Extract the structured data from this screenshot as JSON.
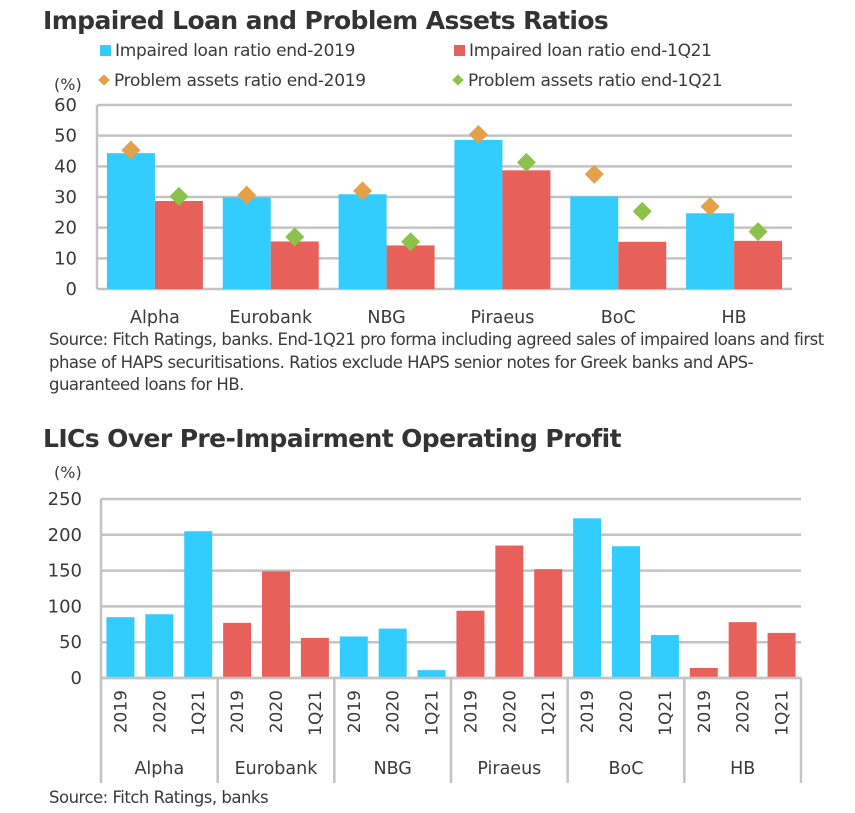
{
  "colors": {
    "impaired_2019": "#33CCFF",
    "impaired_1q21": "#E8605A",
    "problem_2019": "#E5A04A",
    "problem_1q21": "#8BC34A",
    "grid": "#C3C3C3",
    "text": "#3a3a3a"
  },
  "chart_data": [
    {
      "type": "bar",
      "title": "Impaired Loan and Problem Assets Ratios",
      "ylabel": "(%)",
      "xlabel": "",
      "ylim": [
        0,
        60
      ],
      "yticks": [
        0,
        10,
        20,
        30,
        40,
        50,
        60
      ],
      "grid": true,
      "legend_position": "top",
      "categories": [
        "Alpha",
        "Eurobank",
        "NBG",
        "Piraeus",
        "BoC",
        "HB"
      ],
      "series": [
        {
          "name": "Impaired loan ratio end-2019",
          "kind": "bar",
          "color_key": "impaired_2019",
          "values": [
            44.3,
            29.9,
            30.9,
            48.6,
            30.2,
            24.7
          ]
        },
        {
          "name": "Impaired loan ratio end-1Q21",
          "kind": "bar",
          "color_key": "impaired_1q21",
          "values": [
            28.7,
            15.5,
            14.2,
            38.7,
            15.4,
            15.7
          ]
        },
        {
          "name": "Problem assets ratio end-2019",
          "kind": "marker",
          "color_key": "problem_2019",
          "values": [
            45.3,
            30.6,
            32.0,
            50.4,
            37.4,
            26.9
          ]
        },
        {
          "name": "Problem assets ratio end-1Q21",
          "kind": "marker",
          "color_key": "problem_1q21",
          "values": [
            30.2,
            17.0,
            15.4,
            41.3,
            25.3,
            18.7
          ]
        }
      ],
      "note": "Source: Fitch Ratings, banks. End-1Q21 pro forma including agreed sales of impaired loans and first phase of HAPS securitisations. Ratios exclude HAPS senior notes for Greek banks and APS-guaranteed loans for HB."
    },
    {
      "type": "bar",
      "title": "LICs Over Pre-Impairment Operating Profit",
      "ylabel": "(%)",
      "xlabel": "",
      "ylim": [
        0,
        250
      ],
      "yticks": [
        0,
        50,
        100,
        150,
        200,
        250
      ],
      "grid": true,
      "legend_position": "none",
      "groups": [
        {
          "name": "Alpha",
          "color_key": "impaired_2019",
          "periods": [
            "2019",
            "2020",
            "1Q21"
          ],
          "values": [
            85,
            89,
            205
          ]
        },
        {
          "name": "Eurobank",
          "color_key": "impaired_1q21",
          "periods": [
            "2019",
            "2020",
            "1Q21"
          ],
          "values": [
            77,
            149,
            56
          ]
        },
        {
          "name": "NBG",
          "color_key": "impaired_2019",
          "periods": [
            "2019",
            "2020",
            "1Q21"
          ],
          "values": [
            58,
            69,
            11
          ]
        },
        {
          "name": "Piraeus",
          "color_key": "impaired_1q21",
          "periods": [
            "2019",
            "2020",
            "1Q21"
          ],
          "values": [
            94,
            185,
            152
          ]
        },
        {
          "name": "BoC",
          "color_key": "impaired_2019",
          "periods": [
            "2019",
            "2020",
            "1Q21"
          ],
          "values": [
            223,
            184,
            60
          ]
        },
        {
          "name": "HB",
          "color_key": "impaired_1q21",
          "periods": [
            "2019",
            "2020",
            "1Q21"
          ],
          "values": [
            14,
            78,
            63
          ]
        }
      ],
      "note": "Source: Fitch Ratings, banks"
    }
  ]
}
····················
▸ WHAT YOU SHOULD DO: From the material above, copy everything exactly but the pictures.

▸ EXPECTED ANSWER:
Extract the structured data from this screenshot as JSON.
{
  "colors": {
    "impaired_2019": "#33CCFF",
    "impaired_1q21": "#E8605A",
    "problem_2019": "#E5A04A",
    "problem_1q21": "#8BC34A",
    "grid": "#C3C3C3",
    "text": "#3a3a3a"
  },
  "chart_data": [
    {
      "type": "bar",
      "title": "Impaired Loan and Problem Assets Ratios",
      "ylabel": "(%)",
      "xlabel": "",
      "ylim": [
        0,
        60
      ],
      "yticks": [
        0,
        10,
        20,
        30,
        40,
        50,
        60
      ],
      "grid": true,
      "legend_position": "top",
      "categories": [
        "Alpha",
        "Eurobank",
        "NBG",
        "Piraeus",
        "BoC",
        "HB"
      ],
      "series": [
        {
          "name": "Impaired loan ratio end-2019",
          "kind": "bar",
          "color_key": "impaired_2019",
          "values": [
            44.3,
            29.9,
            30.9,
            48.6,
            30.2,
            24.7
          ]
        },
        {
          "name": "Impaired loan ratio end-1Q21",
          "kind": "bar",
          "color_key": "impaired_1q21",
          "values": [
            28.7,
            15.5,
            14.2,
            38.7,
            15.4,
            15.7
          ]
        },
        {
          "name": "Problem assets ratio end-2019",
          "kind": "marker",
          "color_key": "problem_2019",
          "values": [
            45.3,
            30.6,
            32.0,
            50.4,
            37.4,
            26.9
          ]
        },
        {
          "name": "Problem assets ratio end-1Q21",
          "kind": "marker",
          "color_key": "problem_1q21",
          "values": [
            30.2,
            17.0,
            15.4,
            41.3,
            25.3,
            18.7
          ]
        }
      ],
      "note": "Source: Fitch Ratings, banks. End-1Q21 pro forma including agreed sales of impaired loans and first phase of HAPS securitisations. Ratios exclude HAPS senior notes for Greek banks and APS-guaranteed loans for HB."
    },
    {
      "type": "bar",
      "title": "LICs Over Pre-Impairment Operating Profit",
      "ylabel": "(%)",
      "xlabel": "",
      "ylim": [
        0,
        250
      ],
      "yticks": [
        0,
        50,
        100,
        150,
        200,
        250
      ],
      "grid": true,
      "legend_position": "none",
      "groups": [
        {
          "name": "Alpha",
          "color_key": "impaired_2019",
          "periods": [
            "2019",
            "2020",
            "1Q21"
          ],
          "values": [
            85,
            89,
            205
          ]
        },
        {
          "name": "Eurobank",
          "color_key": "impaired_1q21",
          "periods": [
            "2019",
            "2020",
            "1Q21"
          ],
          "values": [
            77,
            149,
            56
          ]
        },
        {
          "name": "NBG",
          "color_key": "impaired_2019",
          "periods": [
            "2019",
            "2020",
            "1Q21"
          ],
          "values": [
            58,
            69,
            11
          ]
        },
        {
          "name": "Piraeus",
          "color_key": "impaired_1q21",
          "periods": [
            "2019",
            "2020",
            "1Q21"
          ],
          "values": [
            94,
            185,
            152
          ]
        },
        {
          "name": "BoC",
          "color_key": "impaired_2019",
          "periods": [
            "2019",
            "2020",
            "1Q21"
          ],
          "values": [
            223,
            184,
            60
          ]
        },
        {
          "name": "HB",
          "color_key": "impaired_1q21",
          "periods": [
            "2019",
            "2020",
            "1Q21"
          ],
          "values": [
            14,
            78,
            63
          ]
        }
      ],
      "note": "Source: Fitch Ratings, banks"
    }
  ]
}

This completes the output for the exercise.